> _RECORD SET_:
....

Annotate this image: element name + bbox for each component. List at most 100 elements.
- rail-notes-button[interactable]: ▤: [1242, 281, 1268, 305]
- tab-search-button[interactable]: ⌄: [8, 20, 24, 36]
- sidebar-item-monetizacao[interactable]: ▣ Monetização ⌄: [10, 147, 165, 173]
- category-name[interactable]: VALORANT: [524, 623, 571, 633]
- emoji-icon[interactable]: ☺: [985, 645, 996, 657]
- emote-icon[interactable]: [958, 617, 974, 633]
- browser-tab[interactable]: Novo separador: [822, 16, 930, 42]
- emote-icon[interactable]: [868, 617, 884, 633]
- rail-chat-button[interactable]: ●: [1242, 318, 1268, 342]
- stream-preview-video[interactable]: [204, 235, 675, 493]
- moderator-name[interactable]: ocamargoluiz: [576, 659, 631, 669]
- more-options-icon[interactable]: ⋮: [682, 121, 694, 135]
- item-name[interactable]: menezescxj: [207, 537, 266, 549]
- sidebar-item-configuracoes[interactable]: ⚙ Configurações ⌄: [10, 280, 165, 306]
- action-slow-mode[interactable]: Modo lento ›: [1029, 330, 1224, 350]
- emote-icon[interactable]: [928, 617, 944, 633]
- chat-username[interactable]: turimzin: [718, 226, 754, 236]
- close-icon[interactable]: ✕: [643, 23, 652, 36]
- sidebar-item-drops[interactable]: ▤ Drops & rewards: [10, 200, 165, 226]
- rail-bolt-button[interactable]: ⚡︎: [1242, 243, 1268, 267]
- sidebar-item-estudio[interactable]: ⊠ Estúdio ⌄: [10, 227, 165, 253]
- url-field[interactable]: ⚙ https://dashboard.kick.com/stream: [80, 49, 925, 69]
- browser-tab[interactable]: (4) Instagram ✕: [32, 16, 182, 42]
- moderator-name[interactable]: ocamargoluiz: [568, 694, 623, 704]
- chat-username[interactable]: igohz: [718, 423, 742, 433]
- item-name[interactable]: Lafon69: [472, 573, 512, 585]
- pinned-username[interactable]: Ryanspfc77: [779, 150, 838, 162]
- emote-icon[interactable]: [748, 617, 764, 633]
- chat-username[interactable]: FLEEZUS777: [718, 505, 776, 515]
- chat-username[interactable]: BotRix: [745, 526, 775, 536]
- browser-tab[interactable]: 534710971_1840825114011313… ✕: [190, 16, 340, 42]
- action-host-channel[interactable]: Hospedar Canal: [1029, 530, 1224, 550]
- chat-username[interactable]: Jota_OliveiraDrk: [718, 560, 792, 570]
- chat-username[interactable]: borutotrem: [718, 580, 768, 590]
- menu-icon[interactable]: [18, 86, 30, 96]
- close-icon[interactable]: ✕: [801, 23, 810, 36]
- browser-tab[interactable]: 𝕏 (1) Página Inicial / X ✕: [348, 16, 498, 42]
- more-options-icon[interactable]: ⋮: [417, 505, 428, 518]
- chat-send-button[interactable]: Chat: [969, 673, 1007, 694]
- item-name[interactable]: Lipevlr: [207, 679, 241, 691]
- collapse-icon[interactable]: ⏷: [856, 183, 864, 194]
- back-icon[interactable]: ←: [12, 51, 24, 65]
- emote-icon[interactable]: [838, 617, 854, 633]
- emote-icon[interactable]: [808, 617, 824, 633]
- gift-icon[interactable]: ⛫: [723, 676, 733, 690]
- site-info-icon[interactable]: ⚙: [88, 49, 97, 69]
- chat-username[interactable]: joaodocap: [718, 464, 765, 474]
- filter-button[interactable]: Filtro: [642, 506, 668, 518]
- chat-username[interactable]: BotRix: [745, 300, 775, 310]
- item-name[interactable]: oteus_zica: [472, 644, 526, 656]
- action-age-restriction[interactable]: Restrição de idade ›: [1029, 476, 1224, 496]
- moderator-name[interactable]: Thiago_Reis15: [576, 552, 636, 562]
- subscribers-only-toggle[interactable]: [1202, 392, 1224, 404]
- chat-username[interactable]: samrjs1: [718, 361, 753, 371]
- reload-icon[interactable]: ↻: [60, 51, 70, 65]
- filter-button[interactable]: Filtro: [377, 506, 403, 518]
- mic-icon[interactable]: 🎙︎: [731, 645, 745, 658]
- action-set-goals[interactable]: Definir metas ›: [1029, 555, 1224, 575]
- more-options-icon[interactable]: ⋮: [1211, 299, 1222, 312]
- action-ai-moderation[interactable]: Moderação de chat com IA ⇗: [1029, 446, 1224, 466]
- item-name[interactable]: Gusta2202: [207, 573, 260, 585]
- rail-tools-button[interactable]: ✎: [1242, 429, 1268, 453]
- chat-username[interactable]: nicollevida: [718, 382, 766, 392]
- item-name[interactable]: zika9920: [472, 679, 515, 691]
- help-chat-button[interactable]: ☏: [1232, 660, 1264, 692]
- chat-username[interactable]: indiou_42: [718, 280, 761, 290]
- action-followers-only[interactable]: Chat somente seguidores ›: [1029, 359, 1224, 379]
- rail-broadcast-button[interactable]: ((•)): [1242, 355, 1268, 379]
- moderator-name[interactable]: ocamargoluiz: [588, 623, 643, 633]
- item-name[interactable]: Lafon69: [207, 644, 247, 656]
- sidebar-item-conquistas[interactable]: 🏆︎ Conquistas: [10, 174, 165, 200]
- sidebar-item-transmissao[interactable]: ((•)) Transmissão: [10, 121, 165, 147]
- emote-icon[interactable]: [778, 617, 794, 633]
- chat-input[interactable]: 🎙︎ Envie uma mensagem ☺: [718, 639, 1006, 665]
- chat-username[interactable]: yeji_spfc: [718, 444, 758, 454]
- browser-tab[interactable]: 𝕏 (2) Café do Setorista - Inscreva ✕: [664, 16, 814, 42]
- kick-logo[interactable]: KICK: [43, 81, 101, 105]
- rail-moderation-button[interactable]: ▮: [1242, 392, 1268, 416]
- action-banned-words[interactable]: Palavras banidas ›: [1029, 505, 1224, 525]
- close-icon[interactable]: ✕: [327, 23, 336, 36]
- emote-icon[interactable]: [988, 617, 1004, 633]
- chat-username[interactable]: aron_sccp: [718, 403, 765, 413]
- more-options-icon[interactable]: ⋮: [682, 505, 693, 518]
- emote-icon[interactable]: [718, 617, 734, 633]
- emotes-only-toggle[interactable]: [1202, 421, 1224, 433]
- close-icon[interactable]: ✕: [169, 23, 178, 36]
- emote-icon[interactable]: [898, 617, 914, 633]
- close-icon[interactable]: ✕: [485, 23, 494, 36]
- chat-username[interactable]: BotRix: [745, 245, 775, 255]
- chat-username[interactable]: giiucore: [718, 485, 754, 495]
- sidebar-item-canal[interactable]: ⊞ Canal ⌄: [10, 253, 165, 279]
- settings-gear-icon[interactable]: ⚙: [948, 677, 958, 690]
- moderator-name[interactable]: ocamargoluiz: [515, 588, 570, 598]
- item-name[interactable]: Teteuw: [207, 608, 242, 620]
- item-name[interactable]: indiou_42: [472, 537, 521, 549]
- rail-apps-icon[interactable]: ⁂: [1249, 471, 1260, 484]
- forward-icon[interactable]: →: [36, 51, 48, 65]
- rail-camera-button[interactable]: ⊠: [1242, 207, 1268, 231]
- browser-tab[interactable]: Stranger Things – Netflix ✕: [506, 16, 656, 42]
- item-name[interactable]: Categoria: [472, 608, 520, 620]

....

> _JOB_:
Convert every line of the records above into a Markdown table with the columns Row and Line, numbering the rows in order and omitting blank lines.

> _FINISHED EXERCISE_:
| Row | Line |
|---|---|
| 1 | Annotate this image: element name + bbox for each component. List at most 100 elements. |
| 2 | - rail-notes-button[interactable]: ▤: [1242, 281, 1268, 305] |
| 3 | - tab-search-button[interactable]: ⌄: [8, 20, 24, 36] |
| 4 | - sidebar-item-monetizacao[interactable]: ▣ Monetização ⌄: [10, 147, 165, 173] |
| 5 | - category-name[interactable]: VALORANT: [524, 623, 571, 633] |
| 6 | - emoji-icon[interactable]: ☺: [985, 645, 996, 657] |
| 7 | - emote-icon[interactable]: [958, 617, 974, 633] |
| 8 | - browser-tab[interactable]: Novo separador: [822, 16, 930, 42] |
| 9 | - emote-icon[interactable]: [868, 617, 884, 633] |
| 10 | - rail-chat-button[interactable]: ●: [1242, 318, 1268, 342] |
| 11 | - stream-preview-video[interactable]: [204, 235, 675, 493] |
| 12 | - moderator-name[interactable]: ocamargoluiz: [576, 659, 631, 669] |
| 13 | - more-options-icon[interactable]: ⋮: [682, 121, 694, 135] |
| 14 | - item-name[interactable]: menezescxj: [207, 537, 266, 549] |
| 15 | - sidebar-item-configuracoes[interactable]: ⚙ Configurações ⌄: [10, 280, 165, 306] |
| 16 | - action-slow-mode[interactable]: Modo lento ›: [1029, 330, 1224, 350] |
| 17 | - emote-icon[interactable]: [928, 617, 944, 633] |
| 18 | - chat-username[interactable]: turimzin: [718, 226, 754, 236] |
| 19 | - close-icon[interactable]: ✕: [643, 23, 652, 36] |
| 20 | - sidebar-item-drops[interactable]: ▤ Drops & rewards: [10, 200, 165, 226] |
| 21 | - rail-bolt-button[interactable]: ⚡︎: [1242, 243, 1268, 267] |
| 22 | - sidebar-item-estudio[interactable]: ⊠ Estúdio ⌄: [10, 227, 165, 253] |
| 23 | - url-field[interactable]: ⚙ https://dashboard.kick.com/stream: [80, 49, 925, 69] |
| 24 | - browser-tab[interactable]: (4) Instagram ✕: [32, 16, 182, 42] |
| 25 | - moderator-name[interactable]: ocamargoluiz: [568, 694, 623, 704] |
| 26 | - chat-username[interactable]: igohz: [718, 423, 742, 433] |
| 27 | - item-name[interactable]: Lafon69: [472, 573, 512, 585] |
| 28 | - pinned-username[interactable]: Ryanspfc77: [779, 150, 838, 162] |
| 29 | - emote-icon[interactable]: [748, 617, 764, 633] |
| 30 | - chat-username[interactable]: FLEEZUS777: [718, 505, 776, 515] |
| 31 | - chat-username[interactable]: BotRix: [745, 526, 775, 536] |
| 32 | - browser-tab[interactable]: 534710971_1840825114011313… ✕: [190, 16, 340, 42] |
| 33 | - action-host-channel[interactable]: Hospedar Canal: [1029, 530, 1224, 550] |
| 34 | - chat-username[interactable]: Jota_OliveiraDrk: [718, 560, 792, 570] |
| 35 | - chat-username[interactable]: borutotrem: [718, 580, 768, 590] |
| 36 | - menu-icon[interactable]: [18, 86, 30, 96] |
| 37 | - close-icon[interactable]: ✕: [801, 23, 810, 36] |
| 38 | - browser-tab[interactable]: 𝕏 (1) Página Inicial / X ✕: [348, 16, 498, 42] |
| 39 | - more-options-icon[interactable]: ⋮: [417, 505, 428, 518] |
| 40 | - chat-send-button[interactable]: Chat: [969, 673, 1007, 694] |
| 41 | - item-name[interactable]: Lipevlr: [207, 679, 241, 691] |
| 42 | - collapse-icon[interactable]: ⏷: [856, 183, 864, 194] |
| 43 | - back-icon[interactable]: ←: [12, 51, 24, 65] |
| 44 | - emote-icon[interactable]: [838, 617, 854, 633] |
| 45 | - emote-icon[interactable]: [808, 617, 824, 633] |
| 46 | - gift-icon[interactable]: ⛫: [723, 676, 733, 690] |
| 47 | - site-info-icon[interactable]: ⚙: [88, 49, 97, 69] |
| 48 | - chat-username[interactable]: joaodocap: [718, 464, 765, 474] |
| 49 | - filter-button[interactable]: Filtro: [642, 506, 668, 518] |
| 50 | - chat-username[interactable]: BotRix: [745, 300, 775, 310] |
| 51 | - item-name[interactable]: oteus_zica: [472, 644, 526, 656] |
| 52 | - action-age-restriction[interactable]: Restrição de idade ›: [1029, 476, 1224, 496] |
| 53 | - moderator-name[interactable]: Thiago_Reis15: [576, 552, 636, 562] |
| 54 | - subscribers-only-toggle[interactable]: [1202, 392, 1224, 404] |
| 55 | - chat-username[interactable]: samrjs1: [718, 361, 753, 371] |
| 56 | - reload-icon[interactable]: ↻: [60, 51, 70, 65] |
| 57 | - filter-button[interactable]: Filtro: [377, 506, 403, 518] |
| 58 | - mic-icon[interactable]: 🎙︎: [731, 645, 745, 658] |
| 59 | - action-set-goals[interactable]: Definir metas ›: [1029, 555, 1224, 575] |
| 60 | - more-options-icon[interactable]: ⋮: [1211, 299, 1222, 312] |
| 61 | - action-ai-moderation[interactable]: Moderação de chat com IA ⇗: [1029, 446, 1224, 466] |
| 62 | - item-name[interactable]: Gusta2202: [207, 573, 260, 585] |
| 63 | - rail-tools-button[interactable]: ✎: [1242, 429, 1268, 453] |
| 64 | - chat-username[interactable]: nicollevida: [718, 382, 766, 392] |
| 65 | - item-name[interactable]: zika9920: [472, 679, 515, 691] |
| 66 | - help-chat-button[interactable]: ☏: [1232, 660, 1264, 692] |
| 67 | - chat-username[interactable]: indiou_42: [718, 280, 761, 290] |
| 68 | - action-followers-only[interactable]: Chat somente seguidores ›: [1029, 359, 1224, 379] |
| 69 | - rail-broadcast-button[interactable]: ((•)): [1242, 355, 1268, 379] |
| 70 | - moderator-name[interactable]: ocamargoluiz: [588, 623, 643, 633] |
| 71 | - item-name[interactable]: Lafon69: [207, 644, 247, 656] |
| 72 | - sidebar-item-conquistas[interactable]: 🏆︎ Conquistas: [10, 174, 165, 200] |
| 73 | - sidebar-item-transmissao[interactable]: ((•)) Transmissão: [10, 121, 165, 147] |
| 74 | - emote-icon[interactable]: [778, 617, 794, 633] |
| 75 | - chat-input[interactable]: 🎙︎ Envie uma mensagem ☺: [718, 639, 1006, 665] |
| 76 | - chat-username[interactable]: yeji_spfc: [718, 444, 758, 454] |
| 77 | - browser-tab[interactable]: 𝕏 (2) Café do Setorista - Inscreva ✕: [664, 16, 814, 42] |
| 78 | - kick-logo[interactable]: KICK: [43, 81, 101, 105] |
| 79 | - rail-moderation-button[interactable]: ▮: [1242, 392, 1268, 416] |
| 80 | - action-banned-words[interactable]: Palavras banidas ›: [1029, 505, 1224, 525] |
| 81 | - close-icon[interactable]: ✕: [327, 23, 336, 36] |
| 82 | - emote-icon[interactable]: [988, 617, 1004, 633] |
| 83 | - chat-username[interactable]: aron_sccp: [718, 403, 765, 413] |
| 84 | - more-options-icon[interactable]: ⋮: [682, 505, 693, 518] |
| 85 | - emote-icon[interactable]: [718, 617, 734, 633] |
| 86 | - emotes-only-toggle[interactable]: [1202, 421, 1224, 433] |
| 87 | - close-icon[interactable]: ✕: [169, 23, 178, 36] |
| 88 | - emote-icon[interactable]: [898, 617, 914, 633] |
| 89 | - close-icon[interactable]: ✕: [485, 23, 494, 36] |
| 90 | - chat-username[interactable]: BotRix: [745, 245, 775, 255] |
| 91 | - chat-username[interactable]: giiucore: [718, 485, 754, 495] |
| 92 | - sidebar-item-canal[interactable]: ⊞ Canal ⌄: [10, 253, 165, 279] |
| 93 | - settings-gear-icon[interactable]: ⚙: [948, 677, 958, 690] |
| 94 | - moderator-name[interactable]: ocamargoluiz: [515, 588, 570, 598] |
| 95 | - item-name[interactable]: Teteuw: [207, 608, 242, 620] |
| 96 | - item-name[interactable]: indiou_42: [472, 537, 521, 549] |
| 97 | - rail-apps-icon[interactable]: ⁂: [1249, 471, 1260, 484] |
| 98 | - forward-icon[interactable]: →: [36, 51, 48, 65] |
| 99 | - rail-camera-button[interactable]: ⊠: [1242, 207, 1268, 231] |
| 100 | - browser-tab[interactable]: Stranger Things – Netflix ✕: [506, 16, 656, 42] |
| 101 | - item-name[interactable]: Categoria: [472, 608, 520, 620] |